# start of DATA EXCERPTS

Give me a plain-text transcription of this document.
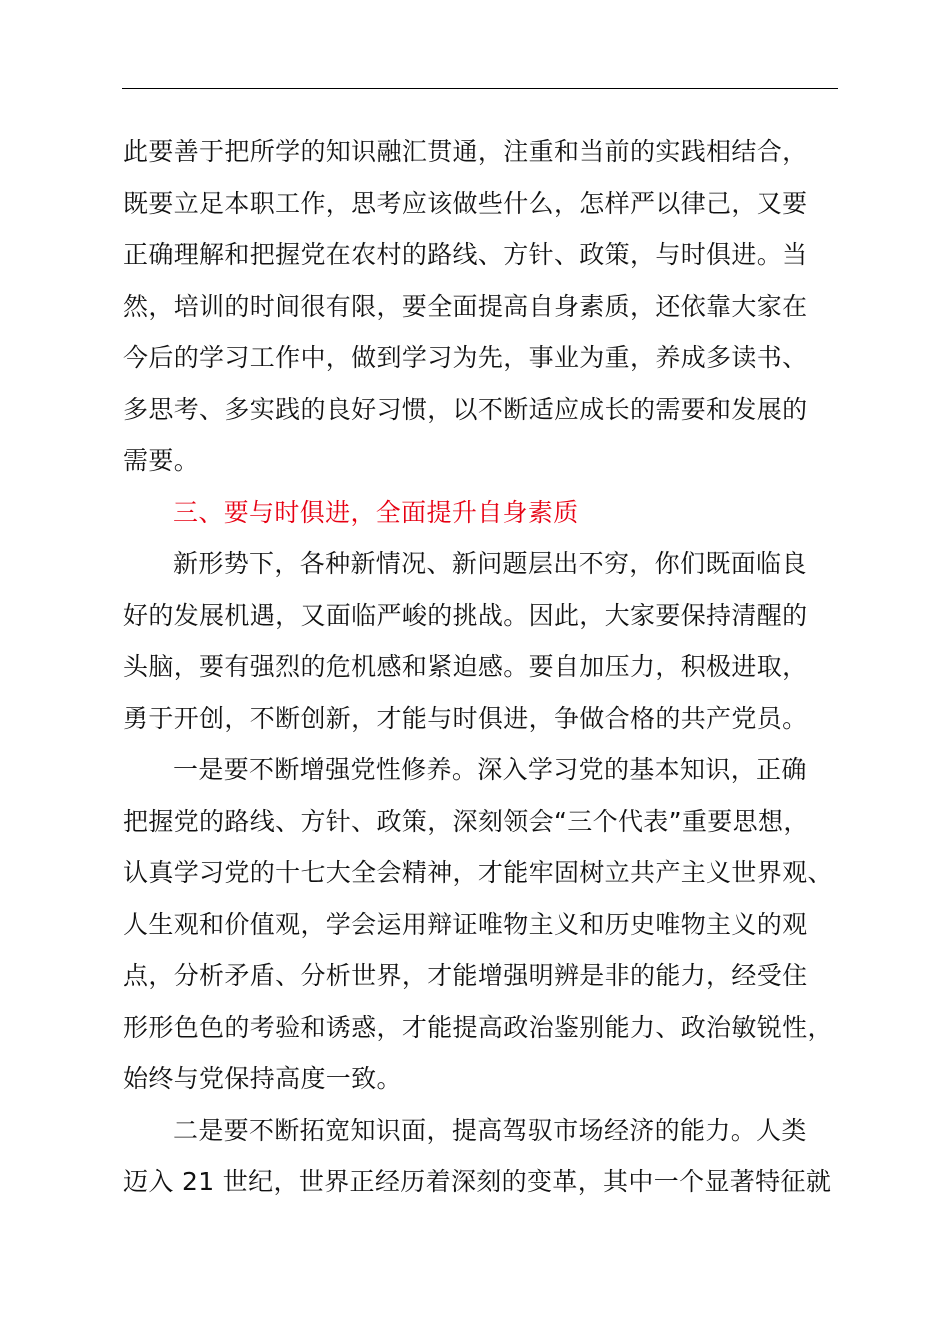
此要善于把所学的知识融汇贯通，注重和当前的实践相结合，
既要立足本职工作，思考应该做些什么，怎样严以律己，又要
正确理解和把握党在农村的路线、方针、政策，与时俱进。当
然，培训的时间很有限，要全面提高自身素质，还依靠大家在
今后的学习工作中，做到学习为先，事业为重，养成多读书、
多思考、多实践的良好习惯，以不断适应成长的需要和发展的
需要。
三、要与时俱进，全面提升自身素质
新形势下，各种新情况、新问题层出不穷，你们既面临良
好的发展机遇，又面临严峻的挑战。因此，大家要保持清醒的
头脑，要有强烈的危机感和紧迫感。要自加压力，积极进取，
勇于开创，不断创新，才能与时俱进，争做合格的共产党员。
一是要不断增强党性修养。深入学习党的基本知识，正确
把握党的路线、方针、政策，深刻领会“三个代表”重要思想，
认真学习党的十七大全会精神，才能牢固树立共产主义世界观、
人生观和价值观，学会运用辩证唯物主义和历史唯物主义的观
点，分析矛盾、分析世界，才能增强明辨是非的能力，经受住
形形色色的考验和诱惑，才能提高政治鉴别能力、政治敏锐性，
始终与党保持高度一致。
二是要不断拓宽知识面，提高驾驭市场经济的能力。人类
迈入 21 世纪，世界正经历着深刻的变革，其中一个显著特征就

# end of DATA EXCERPTS

**PROBLEM REQUIREMENTS:** The records above must be echoed exactly, minus their pictures.

**SOLUTION TO THIS EXERCISE:**
Give me a plain-text transcription of this document.
此要善于把所学的知识融汇贯通，注重和当前的实践相结合，
既要立足本职工作，思考应该做些什么，怎样严以律己，又要
正确理解和把握党在农村的路线、方针、政策，与时俱进。当
然，培训的时间很有限，要全面提高自身素质，还依靠大家在
今后的学习工作中，做到学习为先，事业为重，养成多读书、
多思考、多实践的良好习惯，以不断适应成长的需要和发展的
需要。
三、要与时俱进，全面提升自身素质
新形势下，各种新情况、新问题层出不穷，你们既面临良
好的发展机遇，又面临严峻的挑战。因此，大家要保持清醒的
头脑，要有强烈的危机感和紧迫感。要自加压力，积极进取，
勇于开创，不断创新，才能与时俱进，争做合格的共产党员。
一是要不断增强党性修养。深入学习党的基本知识，正确
把握党的路线、方针、政策，深刻领会“三个代表”重要思想，
认真学习党的十七大全会精神，才能牢固树立共产主义世界观、
人生观和价值观，学会运用辩证唯物主义和历史唯物主义的观
点，分析矛盾、分析世界，才能增强明辨是非的能力，经受住
形形色色的考验和诱惑，才能提高政治鉴别能力、政治敏锐性，
始终与党保持高度一致。
二是要不断拓宽知识面，提高驾驭市场经济的能力。人类
迈入 21 世纪，世界正经历着深刻的变革，其中一个显著特征就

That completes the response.